Return the whole listing, keeping every character the same.

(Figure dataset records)
________________________

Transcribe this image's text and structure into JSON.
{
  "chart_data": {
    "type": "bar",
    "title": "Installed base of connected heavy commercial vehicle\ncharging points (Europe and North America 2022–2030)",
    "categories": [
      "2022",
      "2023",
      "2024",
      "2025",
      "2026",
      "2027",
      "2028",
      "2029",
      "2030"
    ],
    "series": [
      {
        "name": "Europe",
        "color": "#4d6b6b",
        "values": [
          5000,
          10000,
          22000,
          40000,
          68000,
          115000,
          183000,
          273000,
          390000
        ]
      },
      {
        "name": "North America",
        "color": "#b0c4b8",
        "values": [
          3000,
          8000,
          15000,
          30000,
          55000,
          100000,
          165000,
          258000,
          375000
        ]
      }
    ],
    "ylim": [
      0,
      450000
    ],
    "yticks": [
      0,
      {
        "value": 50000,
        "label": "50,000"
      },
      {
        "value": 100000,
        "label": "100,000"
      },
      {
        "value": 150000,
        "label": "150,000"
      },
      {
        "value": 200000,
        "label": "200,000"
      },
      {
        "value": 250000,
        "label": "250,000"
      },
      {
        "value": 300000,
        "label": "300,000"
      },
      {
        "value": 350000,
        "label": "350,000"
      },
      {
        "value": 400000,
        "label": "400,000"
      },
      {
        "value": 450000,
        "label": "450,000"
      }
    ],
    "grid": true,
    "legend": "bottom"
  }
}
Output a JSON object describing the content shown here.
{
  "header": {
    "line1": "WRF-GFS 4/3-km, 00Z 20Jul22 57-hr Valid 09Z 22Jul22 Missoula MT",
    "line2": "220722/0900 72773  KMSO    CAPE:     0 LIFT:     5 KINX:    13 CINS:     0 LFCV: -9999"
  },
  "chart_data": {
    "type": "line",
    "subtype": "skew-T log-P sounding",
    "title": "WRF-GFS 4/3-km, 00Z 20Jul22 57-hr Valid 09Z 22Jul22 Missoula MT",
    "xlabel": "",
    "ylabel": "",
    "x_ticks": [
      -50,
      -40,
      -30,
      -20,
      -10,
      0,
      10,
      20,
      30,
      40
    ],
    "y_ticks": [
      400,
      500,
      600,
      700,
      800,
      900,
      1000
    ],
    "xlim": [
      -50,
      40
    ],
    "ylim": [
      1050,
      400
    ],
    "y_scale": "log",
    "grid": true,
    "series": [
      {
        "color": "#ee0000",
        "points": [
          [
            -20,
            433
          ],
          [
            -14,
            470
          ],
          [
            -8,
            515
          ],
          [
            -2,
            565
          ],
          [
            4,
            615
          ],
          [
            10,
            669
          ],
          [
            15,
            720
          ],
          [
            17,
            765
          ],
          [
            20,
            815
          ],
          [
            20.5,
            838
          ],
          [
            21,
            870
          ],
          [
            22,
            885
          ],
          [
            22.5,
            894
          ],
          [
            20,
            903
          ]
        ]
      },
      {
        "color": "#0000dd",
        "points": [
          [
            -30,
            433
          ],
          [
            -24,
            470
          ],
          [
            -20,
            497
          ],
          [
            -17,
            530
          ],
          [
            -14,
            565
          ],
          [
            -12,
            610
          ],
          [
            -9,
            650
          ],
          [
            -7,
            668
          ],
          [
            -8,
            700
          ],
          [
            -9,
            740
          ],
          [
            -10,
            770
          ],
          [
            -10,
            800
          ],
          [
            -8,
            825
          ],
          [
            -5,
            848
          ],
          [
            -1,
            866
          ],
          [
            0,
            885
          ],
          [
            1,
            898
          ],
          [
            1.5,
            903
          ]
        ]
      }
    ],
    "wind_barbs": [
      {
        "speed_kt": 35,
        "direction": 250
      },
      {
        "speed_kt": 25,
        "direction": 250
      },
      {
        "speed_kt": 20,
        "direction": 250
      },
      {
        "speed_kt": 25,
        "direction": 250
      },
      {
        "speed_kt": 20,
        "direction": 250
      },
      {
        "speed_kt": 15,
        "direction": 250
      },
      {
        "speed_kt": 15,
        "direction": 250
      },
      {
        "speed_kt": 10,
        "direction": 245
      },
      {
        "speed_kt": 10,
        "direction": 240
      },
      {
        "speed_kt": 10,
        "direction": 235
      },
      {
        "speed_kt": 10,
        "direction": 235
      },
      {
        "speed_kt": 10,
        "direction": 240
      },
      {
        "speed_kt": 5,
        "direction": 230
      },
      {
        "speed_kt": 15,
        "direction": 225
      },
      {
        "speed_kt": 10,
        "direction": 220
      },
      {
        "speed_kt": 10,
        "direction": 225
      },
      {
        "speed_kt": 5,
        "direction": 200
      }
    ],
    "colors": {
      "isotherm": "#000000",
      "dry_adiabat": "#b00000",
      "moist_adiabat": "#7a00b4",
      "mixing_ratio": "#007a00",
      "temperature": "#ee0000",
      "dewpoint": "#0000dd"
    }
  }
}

________________________

Solution:
Transcribe this image's text and structure into JSON.
{
  "chart_data": {
    "type": "bar",
    "title": "Installed base of connected heavy commercial vehicle\ncharging points (Europe and North America 2022–2030)",
    "categories": [
      "2022",
      "2023",
      "2024",
      "2025",
      "2026",
      "2027",
      "2028",
      "2029",
      "2030"
    ],
    "series": [
      {
        "name": "Europe",
        "color": "#4d6b6b",
        "values": [
          5000,
          10000,
          22000,
          40000,
          68000,
          115000,
          183000,
          273000,
          390000
        ]
      },
      {
        "name": "North America",
        "color": "#b0c4b8",
        "values": [
          3000,
          8000,
          15000,
          30000,
          55000,
          100000,
          165000,
          258000,
          375000
        ]
      }
    ],
    "ylim": [
      0,
      450000
    ],
    "yticks": [
      0,
      {
        "value": 50000,
        "label": "50,000"
      },
      {
        "value": 100000,
        "label": "100,000"
      },
      {
        "value": 150000,
        "label": "150,000"
      },
      {
        "value": 200000,
        "label": "200,000"
      },
      {
        "value": 250000,
        "label": "250,000"
      },
      {
        "value": 300000,
        "label": "300,000"
      },
      {
        "value": 350000,
        "label": "350,000"
      },
      {
        "value": 400000,
        "label": "400,000"
      },
      {
        "value": 450000,
        "label": "450,000"
      }
    ],
    "grid": true,
    "legend": "bottom"
  }
}
Output a JSON object describing the content shown here.
{
  "header": {
    "line1": "WRF-GFS 4/3-km, 00Z 20Jul22 57-hr Valid 09Z 22Jul22 Missoula MT",
    "line2": "220722/0900 72773  KMSO    CAPE:     0 LIFT:     5 KINX:    13 CINS:     0 LFCV: -9999"
  },
  "chart_data": {
    "type": "line",
    "subtype": "skew-T log-P sounding",
    "title": "WRF-GFS 4/3-km, 00Z 20Jul22 57-hr Valid 09Z 22Jul22 Missoula MT",
    "xlabel": "",
    "ylabel": "",
    "x_ticks": [
      -50,
      -40,
      -30,
      -20,
      -10,
      0,
      10,
      20,
      30,
      40
    ],
    "y_ticks": [
      400,
      500,
      600,
      700,
      800,
      900,
      1000
    ],
    "xlim": [
      -50,
      40
    ],
    "ylim": [
      1050,
      400
    ],
    "y_scale": "log",
    "grid": true,
    "series": [
      {
        "color": "#ee0000",
        "points": [
          [
            -20,
            433
          ],
          [
            -14,
            470
          ],
          [
            -8,
            515
          ],
          [
            -2,
            565
          ],
          [
            4,
            615
          ],
          [
            10,
            669
          ],
          [
            15,
            720
          ],
          [
            17,
            765
          ],
          [
            20,
            815
          ],
          [
            20.5,
            838
          ],
          [
            21,
            870
          ],
          [
            22,
            885
          ],
          [
            22.5,
            894
          ],
          [
            20,
            903
          ]
        ]
      },
      {
        "color": "#0000dd",
        "points": [
          [
            -30,
            433
          ],
          [
            -24,
            470
          ],
          [
            -20,
            497
          ],
          [
            -17,
            530
          ],
          [
            -14,
            565
          ],
          [
            -12,
            610
          ],
          [
            -9,
            650
          ],
          [
            -7,
            668
          ],
          [
            -8,
            700
          ],
          [
            -9,
            740
          ],
          [
            -10,
            770
          ],
          [
            -10,
            800
          ],
          [
            -8,
            825
          ],
          [
            -5,
            848
          ],
          [
            -1,
            866
          ],
          [
            0,
            885
          ],
          [
            1,
            898
          ],
          [
            1.5,
            903
          ]
        ]
      }
    ],
    "wind_barbs": [
      {
        "speed_kt": 35,
        "direction": 250
      },
      {
        "speed_kt": 25,
        "direction": 250
      },
      {
        "speed_kt": 20,
        "direction": 250
      },
      {
        "speed_kt": 25,
        "direction": 250
      },
      {
        "speed_kt": 20,
        "direction": 250
      },
      {
        "speed_kt": 15,
        "direction": 250
      },
      {
        "speed_kt": 15,
        "direction": 250
      },
      {
        "speed_kt": 10,
        "direction": 245
      },
      {
        "speed_kt": 10,
        "direction": 240
      },
      {
        "speed_kt": 10,
        "direction": 235
      },
      {
        "speed_kt": 10,
        "direction": 235
      },
      {
        "speed_kt": 10,
        "direction": 240
      },
      {
        "speed_kt": 5,
        "direction": 230
      },
      {
        "speed_kt": 15,
        "direction": 225
      },
      {
        "speed_kt": 10,
        "direction": 220
      },
      {
        "speed_kt": 10,
        "direction": 225
      },
      {
        "speed_kt": 5,
        "direction": 200
      }
    ],
    "colors": {
      "isotherm": "#000000",
      "dry_adiabat": "#b00000",
      "moist_adiabat": "#7a00b4",
      "mixing_ratio": "#007a00",
      "temperature": "#ee0000",
      "dewpoint": "#0000dd"
    }
  }
}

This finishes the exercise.